Output all the entries word for word. Omit the pictures.

### PROVIDED ENTRIES
————————

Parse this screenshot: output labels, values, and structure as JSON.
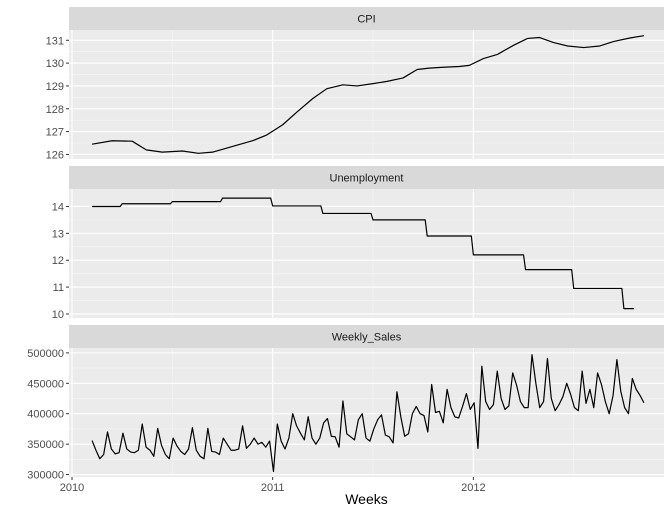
{
  "chart_data": {
    "type": "line",
    "xlabel": "Weeks",
    "x_ticks": [
      {
        "label": "2010",
        "year": 2010.0
      },
      {
        "label": "2011",
        "year": 2011.0
      },
      {
        "label": "2012",
        "year": 2012.0
      }
    ],
    "x_range": [
      2009.985,
      2012.95
    ],
    "grid": true,
    "colors": {
      "panel_bg": "#ebebeb",
      "strip_bg": "#d9d9d9",
      "grid_major": "#ffffff",
      "line": "#000000"
    },
    "facets": [
      {
        "title": "CPI",
        "ylim": [
          125.8,
          131.45
        ],
        "y_ticks": [
          {
            "label": "126",
            "value": 126
          },
          {
            "label": "127",
            "value": 127
          },
          {
            "label": "128",
            "value": 128
          },
          {
            "label": "129",
            "value": 129
          },
          {
            "label": "130",
            "value": 130
          },
          {
            "label": "131",
            "value": 131
          }
        ],
        "series": {
          "x": [
            2010.1,
            2010.2,
            2010.3,
            2010.37,
            2010.45,
            2010.55,
            2010.63,
            2010.7,
            2010.8,
            2010.9,
            2010.97,
            2011.05,
            2011.12,
            2011.2,
            2011.27,
            2011.35,
            2011.42,
            2011.5,
            2011.57,
            2011.65,
            2011.72,
            2011.78,
            2011.85,
            2011.93,
            2011.98,
            2012.05,
            2012.12,
            2012.2,
            2012.27,
            2012.33,
            2012.4,
            2012.47,
            2012.55,
            2012.63,
            2012.7,
            2012.78,
            2012.85
          ],
          "y": [
            126.45,
            126.6,
            126.58,
            126.2,
            126.1,
            126.15,
            126.05,
            126.1,
            126.35,
            126.6,
            126.85,
            127.3,
            127.85,
            128.45,
            128.88,
            129.05,
            129.0,
            129.1,
            129.2,
            129.35,
            129.72,
            129.78,
            129.82,
            129.85,
            129.9,
            130.2,
            130.38,
            130.78,
            131.08,
            131.12,
            130.9,
            130.75,
            130.68,
            130.75,
            130.95,
            131.1,
            131.2
          ]
        }
      },
      {
        "title": "Unemployment",
        "ylim": [
          9.85,
          14.65
        ],
        "y_ticks": [
          {
            "label": "10",
            "value": 10
          },
          {
            "label": "11",
            "value": 11
          },
          {
            "label": "12",
            "value": 12
          },
          {
            "label": "13",
            "value": 13
          },
          {
            "label": "14",
            "value": 14
          }
        ],
        "series": {
          "x": [
            2010.1,
            2010.24,
            2010.25,
            2010.49,
            2010.5,
            2010.74,
            2010.75,
            2010.99,
            2011.0,
            2011.24,
            2011.25,
            2011.49,
            2011.5,
            2011.76,
            2011.77,
            2011.99,
            2012.0,
            2012.25,
            2012.26,
            2012.49,
            2012.5,
            2012.74,
            2012.75,
            2012.8
          ],
          "y": [
            14.0,
            14.0,
            14.1,
            14.1,
            14.18,
            14.18,
            14.31,
            14.31,
            14.02,
            14.02,
            13.74,
            13.74,
            13.5,
            13.5,
            12.9,
            12.9,
            12.2,
            12.2,
            11.65,
            11.65,
            10.95,
            10.95,
            10.2,
            10.2
          ]
        }
      },
      {
        "title": "Weekly_Sales",
        "ylim": [
          296000,
          508000
        ],
        "y_ticks": [
          {
            "label": "300000",
            "value": 300000
          },
          {
            "label": "350000",
            "value": 350000
          },
          {
            "label": "400000",
            "value": 400000
          },
          {
            "label": "450000",
            "value": 450000
          },
          {
            "label": "500000",
            "value": 500000
          }
        ],
        "series": {
          "x_start": 2010.1,
          "x_step": 0.01923,
          "y": [
            356000,
            340000,
            326000,
            333000,
            370000,
            342000,
            334000,
            336000,
            368000,
            342000,
            337000,
            336000,
            340000,
            383000,
            345000,
            340000,
            330000,
            376000,
            348000,
            333000,
            326000,
            360000,
            347000,
            338000,
            333000,
            342000,
            377000,
            340000,
            330000,
            326000,
            376000,
            338000,
            337000,
            333000,
            360000,
            350000,
            340000,
            340000,
            342000,
            380000,
            343000,
            350000,
            360000,
            350000,
            353000,
            345000,
            355000,
            305000,
            383000,
            355000,
            342000,
            360000,
            400000,
            380000,
            368000,
            357000,
            395000,
            360000,
            350000,
            360000,
            385000,
            392000,
            363000,
            362000,
            345000,
            421000,
            367000,
            362000,
            357000,
            390000,
            400000,
            360000,
            355000,
            375000,
            390000,
            398000,
            365000,
            362000,
            352000,
            436000,
            395000,
            363000,
            367000,
            400000,
            412000,
            400000,
            397000,
            370000,
            448000,
            402000,
            404000,
            385000,
            440000,
            410000,
            395000,
            393000,
            412000,
            433000,
            407000,
            418000,
            343000,
            478000,
            420000,
            407000,
            415000,
            470000,
            425000,
            407000,
            413000,
            467000,
            447000,
            420000,
            410000,
            410000,
            497000,
            450000,
            410000,
            420000,
            491000,
            425000,
            405000,
            415000,
            428000,
            450000,
            432000,
            410000,
            405000,
            470000,
            417000,
            440000,
            410000,
            467000,
            448000,
            420000,
            400000,
            430000,
            489000,
            437000,
            410000,
            400000,
            458000,
            440000,
            430000,
            418000
          ]
        }
      }
    ]
  }
}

————————

### SOLUTION FOR THIS TASK
Parse this screenshot: output labels, values, and structure as JSON.
{
  "chart_data": {
    "type": "line",
    "xlabel": "Weeks",
    "x_ticks": [
      {
        "label": "2010",
        "year": 2010.0
      },
      {
        "label": "2011",
        "year": 2011.0
      },
      {
        "label": "2012",
        "year": 2012.0
      }
    ],
    "x_range": [
      2009.985,
      2012.95
    ],
    "grid": true,
    "colors": {
      "panel_bg": "#ebebeb",
      "strip_bg": "#d9d9d9",
      "grid_major": "#ffffff",
      "line": "#000000"
    },
    "facets": [
      {
        "title": "CPI",
        "ylim": [
          125.8,
          131.45
        ],
        "y_ticks": [
          {
            "label": "126",
            "value": 126
          },
          {
            "label": "127",
            "value": 127
          },
          {
            "label": "128",
            "value": 128
          },
          {
            "label": "129",
            "value": 129
          },
          {
            "label": "130",
            "value": 130
          },
          {
            "label": "131",
            "value": 131
          }
        ],
        "series": {
          "x": [
            2010.1,
            2010.2,
            2010.3,
            2010.37,
            2010.45,
            2010.55,
            2010.63,
            2010.7,
            2010.8,
            2010.9,
            2010.97,
            2011.05,
            2011.12,
            2011.2,
            2011.27,
            2011.35,
            2011.42,
            2011.5,
            2011.57,
            2011.65,
            2011.72,
            2011.78,
            2011.85,
            2011.93,
            2011.98,
            2012.05,
            2012.12,
            2012.2,
            2012.27,
            2012.33,
            2012.4,
            2012.47,
            2012.55,
            2012.63,
            2012.7,
            2012.78,
            2012.85
          ],
          "y": [
            126.45,
            126.6,
            126.58,
            126.2,
            126.1,
            126.15,
            126.05,
            126.1,
            126.35,
            126.6,
            126.85,
            127.3,
            127.85,
            128.45,
            128.88,
            129.05,
            129.0,
            129.1,
            129.2,
            129.35,
            129.72,
            129.78,
            129.82,
            129.85,
            129.9,
            130.2,
            130.38,
            130.78,
            131.08,
            131.12,
            130.9,
            130.75,
            130.68,
            130.75,
            130.95,
            131.1,
            131.2
          ]
        }
      },
      {
        "title": "Unemployment",
        "ylim": [
          9.85,
          14.65
        ],
        "y_ticks": [
          {
            "label": "10",
            "value": 10
          },
          {
            "label": "11",
            "value": 11
          },
          {
            "label": "12",
            "value": 12
          },
          {
            "label": "13",
            "value": 13
          },
          {
            "label": "14",
            "value": 14
          }
        ],
        "series": {
          "x": [
            2010.1,
            2010.24,
            2010.25,
            2010.49,
            2010.5,
            2010.74,
            2010.75,
            2010.99,
            2011.0,
            2011.24,
            2011.25,
            2011.49,
            2011.5,
            2011.76,
            2011.77,
            2011.99,
            2012.0,
            2012.25,
            2012.26,
            2012.49,
            2012.5,
            2012.74,
            2012.75,
            2012.8
          ],
          "y": [
            14.0,
            14.0,
            14.1,
            14.1,
            14.18,
            14.18,
            14.31,
            14.31,
            14.02,
            14.02,
            13.74,
            13.74,
            13.5,
            13.5,
            12.9,
            12.9,
            12.2,
            12.2,
            11.65,
            11.65,
            10.95,
            10.95,
            10.2,
            10.2
          ]
        }
      },
      {
        "title": "Weekly_Sales",
        "ylim": [
          296000,
          508000
        ],
        "y_ticks": [
          {
            "label": "300000",
            "value": 300000
          },
          {
            "label": "350000",
            "value": 350000
          },
          {
            "label": "400000",
            "value": 400000
          },
          {
            "label": "450000",
            "value": 450000
          },
          {
            "label": "500000",
            "value": 500000
          }
        ],
        "series": {
          "x_start": 2010.1,
          "x_step": 0.01923,
          "y": [
            356000,
            340000,
            326000,
            333000,
            370000,
            342000,
            334000,
            336000,
            368000,
            342000,
            337000,
            336000,
            340000,
            383000,
            345000,
            340000,
            330000,
            376000,
            348000,
            333000,
            326000,
            360000,
            347000,
            338000,
            333000,
            342000,
            377000,
            340000,
            330000,
            326000,
            376000,
            338000,
            337000,
            333000,
            360000,
            350000,
            340000,
            340000,
            342000,
            380000,
            343000,
            350000,
            360000,
            350000,
            353000,
            345000,
            355000,
            305000,
            383000,
            355000,
            342000,
            360000,
            400000,
            380000,
            368000,
            357000,
            395000,
            360000,
            350000,
            360000,
            385000,
            392000,
            363000,
            362000,
            345000,
            421000,
            367000,
            362000,
            357000,
            390000,
            400000,
            360000,
            355000,
            375000,
            390000,
            398000,
            365000,
            362000,
            352000,
            436000,
            395000,
            363000,
            367000,
            400000,
            412000,
            400000,
            397000,
            370000,
            448000,
            402000,
            404000,
            385000,
            440000,
            410000,
            395000,
            393000,
            412000,
            433000,
            407000,
            418000,
            343000,
            478000,
            420000,
            407000,
            415000,
            470000,
            425000,
            407000,
            413000,
            467000,
            447000,
            420000,
            410000,
            410000,
            497000,
            450000,
            410000,
            420000,
            491000,
            425000,
            405000,
            415000,
            428000,
            450000,
            432000,
            410000,
            405000,
            470000,
            417000,
            440000,
            410000,
            467000,
            448000,
            420000,
            400000,
            430000,
            489000,
            437000,
            410000,
            400000,
            458000,
            440000,
            430000,
            418000
          ]
        }
      }
    ]
  }
}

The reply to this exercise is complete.